=== PROBLEM REQUIREMENTS ===
Please retype all of the rows below, character for character.

* BEGIN GIVEN RECORDS *

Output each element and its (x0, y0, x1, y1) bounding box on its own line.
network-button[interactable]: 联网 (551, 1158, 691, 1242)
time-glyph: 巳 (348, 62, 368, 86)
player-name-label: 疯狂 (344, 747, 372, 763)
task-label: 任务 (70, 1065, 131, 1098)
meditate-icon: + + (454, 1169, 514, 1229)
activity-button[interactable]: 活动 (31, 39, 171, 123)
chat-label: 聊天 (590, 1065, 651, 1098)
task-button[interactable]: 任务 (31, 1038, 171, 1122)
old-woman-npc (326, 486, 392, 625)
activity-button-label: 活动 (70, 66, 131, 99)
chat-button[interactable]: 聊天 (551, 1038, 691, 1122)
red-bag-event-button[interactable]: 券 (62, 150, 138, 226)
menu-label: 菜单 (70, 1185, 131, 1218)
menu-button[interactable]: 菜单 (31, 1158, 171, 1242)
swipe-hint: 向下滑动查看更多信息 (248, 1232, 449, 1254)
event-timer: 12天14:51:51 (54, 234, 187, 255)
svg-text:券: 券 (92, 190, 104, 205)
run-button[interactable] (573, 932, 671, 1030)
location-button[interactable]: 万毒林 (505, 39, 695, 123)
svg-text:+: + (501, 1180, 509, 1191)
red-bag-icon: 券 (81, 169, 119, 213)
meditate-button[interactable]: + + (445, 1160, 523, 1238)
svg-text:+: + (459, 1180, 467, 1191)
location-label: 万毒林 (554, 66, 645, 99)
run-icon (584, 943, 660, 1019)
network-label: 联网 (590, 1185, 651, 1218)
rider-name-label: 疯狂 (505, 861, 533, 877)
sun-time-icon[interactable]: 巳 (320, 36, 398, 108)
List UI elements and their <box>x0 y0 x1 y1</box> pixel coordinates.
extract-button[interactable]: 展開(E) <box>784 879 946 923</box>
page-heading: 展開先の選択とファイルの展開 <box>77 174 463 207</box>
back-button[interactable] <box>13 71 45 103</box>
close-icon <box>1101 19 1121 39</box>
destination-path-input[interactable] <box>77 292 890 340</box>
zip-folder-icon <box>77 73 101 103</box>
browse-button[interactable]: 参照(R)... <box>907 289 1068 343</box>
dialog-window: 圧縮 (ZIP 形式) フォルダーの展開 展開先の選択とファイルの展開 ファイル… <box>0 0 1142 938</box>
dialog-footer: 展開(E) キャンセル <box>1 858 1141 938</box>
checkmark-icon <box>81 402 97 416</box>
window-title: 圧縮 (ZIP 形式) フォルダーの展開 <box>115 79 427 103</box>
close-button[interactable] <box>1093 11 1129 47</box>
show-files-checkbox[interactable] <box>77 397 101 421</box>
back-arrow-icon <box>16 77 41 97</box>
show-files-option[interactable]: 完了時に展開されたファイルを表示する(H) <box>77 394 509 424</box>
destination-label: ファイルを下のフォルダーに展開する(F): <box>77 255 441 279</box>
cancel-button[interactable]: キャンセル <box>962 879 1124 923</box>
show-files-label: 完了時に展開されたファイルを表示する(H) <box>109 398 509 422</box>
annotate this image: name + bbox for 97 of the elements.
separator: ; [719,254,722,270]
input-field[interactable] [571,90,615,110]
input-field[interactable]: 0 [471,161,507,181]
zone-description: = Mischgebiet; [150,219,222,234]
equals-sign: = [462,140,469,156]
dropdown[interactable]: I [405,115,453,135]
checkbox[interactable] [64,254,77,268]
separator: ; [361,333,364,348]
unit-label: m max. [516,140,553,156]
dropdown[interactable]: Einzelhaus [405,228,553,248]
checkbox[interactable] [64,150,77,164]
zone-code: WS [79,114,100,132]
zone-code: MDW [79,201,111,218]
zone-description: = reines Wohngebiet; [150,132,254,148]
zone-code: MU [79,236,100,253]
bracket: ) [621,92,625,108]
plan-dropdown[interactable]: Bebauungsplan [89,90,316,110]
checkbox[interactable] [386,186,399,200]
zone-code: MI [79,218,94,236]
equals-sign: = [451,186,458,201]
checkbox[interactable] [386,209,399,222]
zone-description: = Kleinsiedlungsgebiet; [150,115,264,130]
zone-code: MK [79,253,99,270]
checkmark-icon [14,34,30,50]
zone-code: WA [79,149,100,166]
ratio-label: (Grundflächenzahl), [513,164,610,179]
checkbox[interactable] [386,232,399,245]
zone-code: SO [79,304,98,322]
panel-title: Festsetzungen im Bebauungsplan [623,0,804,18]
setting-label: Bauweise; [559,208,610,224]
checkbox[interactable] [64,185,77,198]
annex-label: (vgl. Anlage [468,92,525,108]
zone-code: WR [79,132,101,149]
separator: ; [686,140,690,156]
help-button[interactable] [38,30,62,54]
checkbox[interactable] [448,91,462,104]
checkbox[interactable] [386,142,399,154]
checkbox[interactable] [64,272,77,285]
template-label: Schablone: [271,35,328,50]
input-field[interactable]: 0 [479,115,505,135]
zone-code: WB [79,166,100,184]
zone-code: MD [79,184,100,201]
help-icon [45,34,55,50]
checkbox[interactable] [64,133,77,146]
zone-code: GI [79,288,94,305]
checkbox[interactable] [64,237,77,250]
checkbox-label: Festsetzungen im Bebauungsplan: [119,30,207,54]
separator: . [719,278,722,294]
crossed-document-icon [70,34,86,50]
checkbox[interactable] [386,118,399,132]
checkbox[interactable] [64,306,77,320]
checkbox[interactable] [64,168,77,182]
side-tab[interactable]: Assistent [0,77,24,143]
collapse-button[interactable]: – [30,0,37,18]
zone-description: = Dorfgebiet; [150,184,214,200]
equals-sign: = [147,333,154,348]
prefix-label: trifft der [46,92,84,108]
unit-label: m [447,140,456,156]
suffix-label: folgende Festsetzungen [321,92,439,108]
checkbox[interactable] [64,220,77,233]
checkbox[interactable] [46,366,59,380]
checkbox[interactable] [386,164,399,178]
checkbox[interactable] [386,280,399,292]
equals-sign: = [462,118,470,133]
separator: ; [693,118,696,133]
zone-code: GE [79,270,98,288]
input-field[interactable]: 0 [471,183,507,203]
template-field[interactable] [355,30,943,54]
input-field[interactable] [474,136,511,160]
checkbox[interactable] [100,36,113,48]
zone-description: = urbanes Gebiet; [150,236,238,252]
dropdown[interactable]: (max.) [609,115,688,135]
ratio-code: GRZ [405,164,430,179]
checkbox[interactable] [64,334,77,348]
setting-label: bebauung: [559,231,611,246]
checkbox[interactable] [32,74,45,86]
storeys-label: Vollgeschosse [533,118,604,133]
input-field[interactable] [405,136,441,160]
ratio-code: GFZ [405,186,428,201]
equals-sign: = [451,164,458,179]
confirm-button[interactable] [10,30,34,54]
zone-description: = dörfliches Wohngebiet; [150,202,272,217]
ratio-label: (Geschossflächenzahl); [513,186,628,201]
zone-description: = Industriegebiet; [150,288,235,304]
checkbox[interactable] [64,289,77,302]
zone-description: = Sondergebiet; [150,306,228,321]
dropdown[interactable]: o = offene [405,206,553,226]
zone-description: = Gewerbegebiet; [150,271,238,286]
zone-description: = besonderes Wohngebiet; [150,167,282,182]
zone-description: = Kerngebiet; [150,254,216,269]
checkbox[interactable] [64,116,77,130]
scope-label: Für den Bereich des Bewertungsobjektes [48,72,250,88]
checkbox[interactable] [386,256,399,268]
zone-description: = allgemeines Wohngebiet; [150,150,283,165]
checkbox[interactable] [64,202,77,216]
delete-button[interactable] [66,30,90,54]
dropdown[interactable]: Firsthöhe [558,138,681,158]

* END GIVEN RECORDS *

=== RESULT FOR THIS TASK ===
Output each element and its (x0, y0, x1, y1) bounding box on its own line.
network-button[interactable]: 联网 (551, 1158, 691, 1242)
time-glyph: 巳 (348, 62, 368, 86)
player-name-label: 疯狂 (344, 747, 372, 763)
task-label: 任务 (70, 1065, 131, 1098)
meditate-icon: + + (454, 1169, 514, 1229)
activity-button[interactable]: 活动 (31, 39, 171, 123)
chat-label: 聊天 (590, 1065, 651, 1098)
task-button[interactable]: 任务 (31, 1038, 171, 1122)
old-woman-npc (326, 486, 392, 625)
activity-button-label: 活动 (70, 66, 131, 99)
chat-button[interactable]: 聊天 (551, 1038, 691, 1122)
red-bag-event-button[interactable]: 券 (62, 150, 138, 226)
menu-label: 菜单 (70, 1185, 131, 1218)
menu-button[interactable]: 菜单 (31, 1158, 171, 1242)
swipe-hint: 向下滑动查看更多信息 (248, 1232, 449, 1254)
event-timer: 12天14:51:51 (54, 234, 187, 255)
svg-text:券: 券 (92, 190, 104, 205)
run-button[interactable] (573, 932, 671, 1030)
location-button[interactable]: 万毒林 (505, 39, 695, 123)
svg-text:+: + (501, 1180, 509, 1191)
red-bag-icon: 券 (81, 169, 119, 213)
meditate-button[interactable]: + + (445, 1160, 523, 1238)
svg-text:+: + (459, 1180, 467, 1191)
location-label: 万毒林 (554, 66, 645, 99)
run-icon (584, 943, 660, 1019)
network-label: 联网 (590, 1185, 651, 1218)
rider-name-label: 疯狂 (505, 861, 533, 877)
sun-time-icon[interactable]: 巳 (320, 36, 398, 108)
List UI elements and their <box>x0 y0 x1 y1</box> pixel coordinates.
extract-button[interactable]: 展開(E) <box>784 879 946 923</box>
page-heading: 展開先の選択とファイルの展開 <box>77 174 463 207</box>
back-button[interactable] <box>13 71 45 103</box>
close-icon <box>1101 19 1121 39</box>
destination-path-input[interactable] <box>77 292 890 340</box>
zip-folder-icon <box>77 73 101 103</box>
browse-button[interactable]: 参照(R)... <box>907 289 1068 343</box>
dialog-window: 圧縮 (ZIP 形式) フォルダーの展開 展開先の選択とファイルの展開 ファイル… <box>0 0 1142 938</box>
dialog-footer: 展開(E) キャンセル <box>1 858 1141 938</box>
checkmark-icon <box>81 402 97 416</box>
window-title: 圧縮 (ZIP 形式) フォルダーの展開 <box>115 79 427 103</box>
close-button[interactable] <box>1093 11 1129 47</box>
show-files-checkbox[interactable] <box>77 397 101 421</box>
back-arrow-icon <box>16 77 41 97</box>
show-files-option[interactable]: 完了時に展開されたファイルを表示する(H) <box>77 394 509 424</box>
destination-label: ファイルを下のフォルダーに展開する(F): <box>77 255 441 279</box>
cancel-button[interactable]: キャンセル <box>962 879 1124 923</box>
show-files-label: 完了時に展開されたファイルを表示する(H) <box>109 398 509 422</box>
annotate this image: name + bbox for 97 of the elements.
separator: ; [719,254,722,270]
input-field[interactable] [571,90,615,110]
input-field[interactable]: 0 [471,161,507,181]
zone-description: = Mischgebiet; [150,219,222,234]
equals-sign: = [462,140,469,156]
dropdown[interactable]: I [405,115,453,135]
checkbox[interactable] [64,254,77,268]
separator: ; [361,333,364,348]
unit-label: m max. [516,140,553,156]
dropdown[interactable]: Einzelhaus [405,228,553,248]
checkbox[interactable] [64,150,77,164]
zone-code: WS [79,114,100,132]
zone-code: MDW [79,201,111,218]
zone-description: = reines Wohngebiet; [150,132,254,148]
zone-code: MU [79,236,100,253]
bracket: ) [621,92,625,108]
plan-dropdown[interactable]: Bebauungsplan [89,90,316,110]
checkbox[interactable] [386,186,399,200]
zone-code: MI [79,218,94,236]
equals-sign: = [451,186,458,201]
checkbox[interactable] [386,209,399,222]
zone-description: = Kleinsiedlungsgebiet; [150,115,264,130]
zone-code: MK [79,253,99,270]
checkmark-icon [14,34,30,50]
zone-code: WA [79,149,100,166]
ratio-label: (Grundflächenzahl), [513,164,610,179]
checkbox[interactable] [386,232,399,245]
zone-code: SO [79,304,98,322]
panel-title: Festsetzungen im Bebauungsplan [623,0,804,18]
setting-label: Bauweise; [559,208,610,224]
checkbox[interactable] [64,185,77,198]
annex-label: (vgl. Anlage [468,92,525,108]
zone-code: WR [79,132,101,149]
separator: ; [686,140,690,156]
help-button[interactable] [38,30,62,54]
checkbox[interactable] [448,91,462,104]
checkbox[interactable] [386,142,399,154]
checkbox[interactable] [64,272,77,285]
template-label: Schablone: [271,35,328,50]
input-field[interactable]: 0 [479,115,505,135]
zone-code: WB [79,166,100,184]
zone-code: MD [79,184,100,201]
help-icon [45,34,55,50]
checkbox[interactable] [64,133,77,146]
zone-code: GI [79,288,94,305]
checkbox[interactable] [64,237,77,250]
checkbox-label: Festsetzungen im Bebauungsplan: [119,30,207,54]
separator: . [719,278,722,294]
crossed-document-icon [70,34,86,50]
checkbox[interactable] [386,118,399,132]
checkbox[interactable] [64,306,77,320]
checkbox[interactable] [64,168,77,182]
side-tab[interactable]: Assistent [0,77,24,143]
collapse-button[interactable]: – [30,0,37,18]
zone-description: = Dorfgebiet; [150,184,214,200]
equals-sign: = [147,333,154,348]
prefix-label: trifft der [46,92,84,108]
unit-label: m [447,140,456,156]
suffix-label: folgende Festsetzungen [321,92,439,108]
checkbox[interactable] [64,220,77,233]
checkbox[interactable] [46,366,59,380]
checkbox[interactable] [386,164,399,178]
checkbox[interactable] [386,280,399,292]
equals-sign: = [462,118,470,133]
separator: ; [693,118,696,133]
zone-code: GE [79,270,98,288]
input-field[interactable]: 0 [471,183,507,203]
template-field[interactable] [355,30,943,54]
input-field[interactable] [474,136,511,160]
checkbox[interactable] [100,36,113,48]
zone-description: = urbanes Gebiet; [150,236,238,252]
dropdown[interactable]: (max.) [609,115,688,135]
ratio-code: GRZ [405,164,430,179]
checkbox[interactable] [64,334,77,348]
setting-label: bebauung: [559,231,611,246]
checkbox[interactable] [32,74,45,86]
storeys-label: Vollgeschosse [533,118,604,133]
input-field[interactable] [405,136,441,160]
ratio-code: GFZ [405,186,428,201]
equals-sign: = [451,164,458,179]
confirm-button[interactable] [10,30,34,54]
zone-description: = dörfliches Wohngebiet; [150,202,272,217]
ratio-label: (Geschossflächenzahl); [513,186,628,201]
zone-description: = Industriegebiet; [150,288,235,304]
checkbox[interactable] [64,289,77,302]
zone-description: = Sondergebiet; [150,306,228,321]
dropdown[interactable]: o = offene [405,206,553,226]
zone-description: = Gewerbegebiet; [150,271,238,286]
zone-description: = besonderes Wohngebiet; [150,167,282,182]
zone-description: = Kerngebiet; [150,254,216,269]
checkbox[interactable] [64,116,77,130]
scope-label: Für den Bereich des Bewertungsobjektes [48,72,250,88]
checkbox[interactable] [386,256,399,268]
zone-description: = allgemeines Wohngebiet; [150,150,283,165]
checkbox[interactable] [64,202,77,216]
delete-button[interactable] [66,30,90,54]
dropdown[interactable]: Firsthöhe [558,138,681,158]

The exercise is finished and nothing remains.